Exercise details ::
Exactly reproduce the entries, dropping any pictures from your copy.

Task material ::
.....
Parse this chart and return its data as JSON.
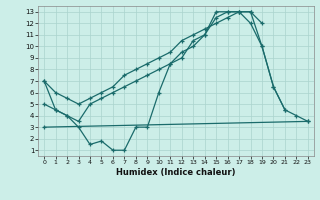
{
  "xlabel": "Humidex (Indice chaleur)",
  "background_color": "#cceee8",
  "grid_color": "#aad4ce",
  "line_color": "#1a6b6b",
  "xlim": [
    -0.5,
    23.5
  ],
  "ylim": [
    0.5,
    13.5
  ],
  "xticks": [
    0,
    1,
    2,
    3,
    4,
    5,
    6,
    7,
    8,
    9,
    10,
    11,
    12,
    13,
    14,
    15,
    16,
    17,
    18,
    19,
    20,
    21,
    22,
    23
  ],
  "yticks": [
    1,
    2,
    3,
    4,
    5,
    6,
    7,
    8,
    9,
    10,
    11,
    12,
    13
  ],
  "line1_x": [
    0,
    1,
    2,
    3,
    4,
    5,
    6,
    7,
    8,
    9,
    10,
    11,
    12,
    13,
    14,
    15,
    16,
    17,
    18,
    19,
    20,
    21
  ],
  "line1_y": [
    7,
    4.5,
    4,
    3,
    1.5,
    1.8,
    1,
    1,
    3,
    3,
    6,
    8.5,
    9,
    10.5,
    11,
    13,
    13,
    13,
    13,
    10,
    6.5,
    4.5
  ],
  "line2_x": [
    0,
    1,
    2,
    3,
    4,
    5,
    6,
    7,
    8,
    9,
    10,
    11,
    12,
    13,
    14,
    15,
    16,
    17,
    18,
    19
  ],
  "line2_y": [
    5,
    4.5,
    4,
    3.5,
    5,
    5.5,
    6,
    6.5,
    7,
    7.5,
    8,
    8.5,
    9.5,
    10,
    11,
    12.5,
    13,
    13,
    13,
    12
  ],
  "line3_x": [
    0,
    23
  ],
  "line3_y": [
    3,
    3.5
  ],
  "line4_x": [
    0,
    1,
    2,
    3,
    4,
    5,
    6,
    7,
    8,
    9,
    10,
    11,
    12,
    13,
    14,
    15,
    16,
    17,
    18,
    19,
    20,
    21,
    22,
    23
  ],
  "line4_y": [
    7,
    6,
    5.5,
    5,
    5.5,
    6,
    6.5,
    7.5,
    8,
    8.5,
    9,
    9.5,
    10.5,
    11,
    11.5,
    12,
    12.5,
    13,
    12,
    10,
    6.5,
    4.5,
    4,
    3.5
  ]
}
.....
Written solution ::
Parse this chart and return its data as JSON.
{
  "xlabel": "Humidex (Indice chaleur)",
  "background_color": "#cceee8",
  "grid_color": "#aad4ce",
  "line_color": "#1a6b6b",
  "xlim": [
    -0.5,
    23.5
  ],
  "ylim": [
    0.5,
    13.5
  ],
  "xticks": [
    0,
    1,
    2,
    3,
    4,
    5,
    6,
    7,
    8,
    9,
    10,
    11,
    12,
    13,
    14,
    15,
    16,
    17,
    18,
    19,
    20,
    21,
    22,
    23
  ],
  "yticks": [
    1,
    2,
    3,
    4,
    5,
    6,
    7,
    8,
    9,
    10,
    11,
    12,
    13
  ],
  "line1_x": [
    0,
    1,
    2,
    3,
    4,
    5,
    6,
    7,
    8,
    9,
    10,
    11,
    12,
    13,
    14,
    15,
    16,
    17,
    18,
    19,
    20,
    21
  ],
  "line1_y": [
    7,
    4.5,
    4,
    3,
    1.5,
    1.8,
    1,
    1,
    3,
    3,
    6,
    8.5,
    9,
    10.5,
    11,
    13,
    13,
    13,
    13,
    10,
    6.5,
    4.5
  ],
  "line2_x": [
    0,
    1,
    2,
    3,
    4,
    5,
    6,
    7,
    8,
    9,
    10,
    11,
    12,
    13,
    14,
    15,
    16,
    17,
    18,
    19
  ],
  "line2_y": [
    5,
    4.5,
    4,
    3.5,
    5,
    5.5,
    6,
    6.5,
    7,
    7.5,
    8,
    8.5,
    9.5,
    10,
    11,
    12.5,
    13,
    13,
    13,
    12
  ],
  "line3_x": [
    0,
    23
  ],
  "line3_y": [
    3,
    3.5
  ],
  "line4_x": [
    0,
    1,
    2,
    3,
    4,
    5,
    6,
    7,
    8,
    9,
    10,
    11,
    12,
    13,
    14,
    15,
    16,
    17,
    18,
    19,
    20,
    21,
    22,
    23
  ],
  "line4_y": [
    7,
    6,
    5.5,
    5,
    5.5,
    6,
    6.5,
    7.5,
    8,
    8.5,
    9,
    9.5,
    10.5,
    11,
    11.5,
    12,
    12.5,
    13,
    12,
    10,
    6.5,
    4.5,
    4,
    3.5
  ]
}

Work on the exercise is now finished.